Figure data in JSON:
** begin **

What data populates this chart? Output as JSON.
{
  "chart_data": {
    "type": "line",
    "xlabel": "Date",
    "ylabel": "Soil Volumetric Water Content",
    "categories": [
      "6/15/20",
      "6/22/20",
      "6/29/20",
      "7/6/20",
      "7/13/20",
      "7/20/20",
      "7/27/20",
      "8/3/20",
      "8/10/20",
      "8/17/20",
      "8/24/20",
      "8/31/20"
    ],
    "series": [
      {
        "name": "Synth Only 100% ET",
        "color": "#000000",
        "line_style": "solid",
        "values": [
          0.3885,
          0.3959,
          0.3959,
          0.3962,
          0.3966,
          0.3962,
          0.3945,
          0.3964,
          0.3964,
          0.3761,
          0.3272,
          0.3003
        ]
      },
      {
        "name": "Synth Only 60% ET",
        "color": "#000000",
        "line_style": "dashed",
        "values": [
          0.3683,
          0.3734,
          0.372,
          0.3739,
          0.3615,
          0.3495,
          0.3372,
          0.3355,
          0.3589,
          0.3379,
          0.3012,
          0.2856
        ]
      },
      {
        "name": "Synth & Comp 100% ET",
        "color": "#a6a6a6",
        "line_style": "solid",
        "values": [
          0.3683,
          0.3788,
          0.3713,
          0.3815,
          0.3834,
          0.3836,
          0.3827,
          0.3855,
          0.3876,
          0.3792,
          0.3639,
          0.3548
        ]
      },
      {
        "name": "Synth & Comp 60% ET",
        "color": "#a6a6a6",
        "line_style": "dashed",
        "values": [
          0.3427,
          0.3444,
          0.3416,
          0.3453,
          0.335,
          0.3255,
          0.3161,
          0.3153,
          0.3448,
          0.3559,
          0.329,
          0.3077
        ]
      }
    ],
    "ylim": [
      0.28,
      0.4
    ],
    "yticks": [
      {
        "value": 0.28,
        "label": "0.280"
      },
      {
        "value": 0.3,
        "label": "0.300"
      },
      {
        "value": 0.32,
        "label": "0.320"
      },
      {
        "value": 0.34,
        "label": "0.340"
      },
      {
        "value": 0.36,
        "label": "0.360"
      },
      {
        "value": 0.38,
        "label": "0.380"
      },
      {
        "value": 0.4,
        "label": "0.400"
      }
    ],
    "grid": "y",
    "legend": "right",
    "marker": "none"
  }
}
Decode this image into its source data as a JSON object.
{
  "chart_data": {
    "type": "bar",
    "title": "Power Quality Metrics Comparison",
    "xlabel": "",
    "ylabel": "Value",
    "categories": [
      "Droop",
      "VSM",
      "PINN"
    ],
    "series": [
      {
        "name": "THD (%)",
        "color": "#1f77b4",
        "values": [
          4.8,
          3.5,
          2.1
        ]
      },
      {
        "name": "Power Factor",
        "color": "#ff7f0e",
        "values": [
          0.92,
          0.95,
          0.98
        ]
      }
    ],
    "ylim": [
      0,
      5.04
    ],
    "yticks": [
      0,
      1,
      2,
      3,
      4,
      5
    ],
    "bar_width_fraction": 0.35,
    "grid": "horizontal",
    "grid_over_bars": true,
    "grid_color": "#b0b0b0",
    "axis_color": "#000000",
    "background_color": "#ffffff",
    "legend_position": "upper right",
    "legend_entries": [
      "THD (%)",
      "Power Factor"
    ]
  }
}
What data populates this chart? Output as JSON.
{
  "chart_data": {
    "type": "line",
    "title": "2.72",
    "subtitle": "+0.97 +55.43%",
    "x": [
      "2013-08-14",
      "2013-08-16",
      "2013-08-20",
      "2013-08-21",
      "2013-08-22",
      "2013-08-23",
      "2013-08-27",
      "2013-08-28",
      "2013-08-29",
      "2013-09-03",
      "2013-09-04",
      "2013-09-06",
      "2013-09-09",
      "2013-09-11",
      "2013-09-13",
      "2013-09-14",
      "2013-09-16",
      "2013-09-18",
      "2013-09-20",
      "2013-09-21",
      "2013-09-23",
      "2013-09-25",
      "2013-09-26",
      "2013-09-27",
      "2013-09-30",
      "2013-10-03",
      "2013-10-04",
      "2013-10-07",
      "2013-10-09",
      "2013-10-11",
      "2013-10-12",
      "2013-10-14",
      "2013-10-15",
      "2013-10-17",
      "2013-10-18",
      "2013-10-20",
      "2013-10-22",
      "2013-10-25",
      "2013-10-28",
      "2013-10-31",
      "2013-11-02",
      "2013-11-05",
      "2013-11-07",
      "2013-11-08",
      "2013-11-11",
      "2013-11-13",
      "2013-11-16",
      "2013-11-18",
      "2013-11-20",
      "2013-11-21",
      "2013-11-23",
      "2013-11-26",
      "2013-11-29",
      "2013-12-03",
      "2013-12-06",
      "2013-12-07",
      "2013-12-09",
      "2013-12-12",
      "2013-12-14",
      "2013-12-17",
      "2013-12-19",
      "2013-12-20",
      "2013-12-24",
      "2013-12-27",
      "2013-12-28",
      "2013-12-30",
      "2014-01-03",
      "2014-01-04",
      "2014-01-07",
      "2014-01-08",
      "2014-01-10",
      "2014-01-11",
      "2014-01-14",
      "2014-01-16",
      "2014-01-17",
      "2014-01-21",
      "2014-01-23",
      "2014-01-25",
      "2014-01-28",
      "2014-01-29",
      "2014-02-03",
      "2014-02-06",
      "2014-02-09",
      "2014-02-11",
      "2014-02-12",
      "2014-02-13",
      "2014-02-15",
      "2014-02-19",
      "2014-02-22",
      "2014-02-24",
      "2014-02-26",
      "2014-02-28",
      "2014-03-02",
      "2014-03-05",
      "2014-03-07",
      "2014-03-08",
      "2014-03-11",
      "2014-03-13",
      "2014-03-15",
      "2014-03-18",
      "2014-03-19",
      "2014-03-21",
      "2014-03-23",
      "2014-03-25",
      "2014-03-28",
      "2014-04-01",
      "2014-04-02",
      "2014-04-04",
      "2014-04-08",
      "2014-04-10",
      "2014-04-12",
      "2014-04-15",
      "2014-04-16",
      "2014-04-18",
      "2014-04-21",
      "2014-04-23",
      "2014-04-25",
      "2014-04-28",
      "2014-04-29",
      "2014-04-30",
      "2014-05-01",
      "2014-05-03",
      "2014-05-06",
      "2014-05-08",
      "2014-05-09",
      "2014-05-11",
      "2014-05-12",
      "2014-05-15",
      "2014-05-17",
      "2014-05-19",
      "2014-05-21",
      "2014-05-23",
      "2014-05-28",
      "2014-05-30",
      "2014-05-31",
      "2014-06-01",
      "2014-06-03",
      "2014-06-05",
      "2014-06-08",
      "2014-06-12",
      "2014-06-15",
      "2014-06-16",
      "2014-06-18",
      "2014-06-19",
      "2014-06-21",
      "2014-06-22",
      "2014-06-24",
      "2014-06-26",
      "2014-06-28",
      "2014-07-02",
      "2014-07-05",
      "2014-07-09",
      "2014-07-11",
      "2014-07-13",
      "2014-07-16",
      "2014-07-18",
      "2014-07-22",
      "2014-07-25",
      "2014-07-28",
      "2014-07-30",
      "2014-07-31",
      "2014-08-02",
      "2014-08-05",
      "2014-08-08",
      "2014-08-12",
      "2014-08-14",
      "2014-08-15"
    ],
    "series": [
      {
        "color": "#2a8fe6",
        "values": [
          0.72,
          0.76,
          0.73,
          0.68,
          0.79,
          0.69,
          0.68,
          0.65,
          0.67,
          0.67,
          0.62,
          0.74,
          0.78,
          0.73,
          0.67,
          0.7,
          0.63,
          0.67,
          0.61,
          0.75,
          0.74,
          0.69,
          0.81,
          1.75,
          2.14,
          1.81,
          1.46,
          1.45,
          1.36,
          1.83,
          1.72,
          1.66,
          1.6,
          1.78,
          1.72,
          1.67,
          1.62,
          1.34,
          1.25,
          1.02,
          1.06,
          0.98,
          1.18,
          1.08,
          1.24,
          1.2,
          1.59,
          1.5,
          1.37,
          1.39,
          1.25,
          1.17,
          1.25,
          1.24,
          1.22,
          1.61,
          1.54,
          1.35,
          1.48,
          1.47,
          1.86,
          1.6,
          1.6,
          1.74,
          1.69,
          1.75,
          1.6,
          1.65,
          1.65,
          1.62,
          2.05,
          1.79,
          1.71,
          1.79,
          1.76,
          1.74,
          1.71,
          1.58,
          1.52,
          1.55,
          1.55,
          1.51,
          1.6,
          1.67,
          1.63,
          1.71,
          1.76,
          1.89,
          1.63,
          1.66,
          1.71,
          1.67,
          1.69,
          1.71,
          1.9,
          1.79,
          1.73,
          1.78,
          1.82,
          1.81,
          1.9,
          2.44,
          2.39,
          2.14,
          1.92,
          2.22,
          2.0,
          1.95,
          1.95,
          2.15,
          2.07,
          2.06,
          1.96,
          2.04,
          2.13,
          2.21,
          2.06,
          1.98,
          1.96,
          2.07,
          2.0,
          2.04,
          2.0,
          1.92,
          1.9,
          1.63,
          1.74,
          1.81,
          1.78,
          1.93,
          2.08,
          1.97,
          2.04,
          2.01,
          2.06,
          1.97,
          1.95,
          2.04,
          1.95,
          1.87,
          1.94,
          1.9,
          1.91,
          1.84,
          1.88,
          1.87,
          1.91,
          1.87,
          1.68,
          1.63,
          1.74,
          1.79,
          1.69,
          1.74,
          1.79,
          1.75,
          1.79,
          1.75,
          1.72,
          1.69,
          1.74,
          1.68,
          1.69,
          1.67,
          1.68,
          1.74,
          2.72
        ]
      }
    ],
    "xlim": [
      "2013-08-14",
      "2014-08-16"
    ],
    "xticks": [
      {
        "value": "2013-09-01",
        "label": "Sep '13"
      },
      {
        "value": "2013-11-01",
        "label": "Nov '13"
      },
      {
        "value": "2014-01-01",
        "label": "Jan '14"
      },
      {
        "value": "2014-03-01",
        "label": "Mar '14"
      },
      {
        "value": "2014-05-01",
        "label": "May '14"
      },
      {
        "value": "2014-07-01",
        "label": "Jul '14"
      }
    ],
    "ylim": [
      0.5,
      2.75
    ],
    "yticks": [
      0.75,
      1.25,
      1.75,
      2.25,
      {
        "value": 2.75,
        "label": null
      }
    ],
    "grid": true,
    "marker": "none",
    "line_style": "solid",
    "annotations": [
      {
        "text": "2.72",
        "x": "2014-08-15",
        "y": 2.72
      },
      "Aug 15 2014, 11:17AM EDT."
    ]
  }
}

** end **

### [Work instructions]
Only the number is wanted: how many lines of these entries contain the string "right"?

### [Response to this task]
2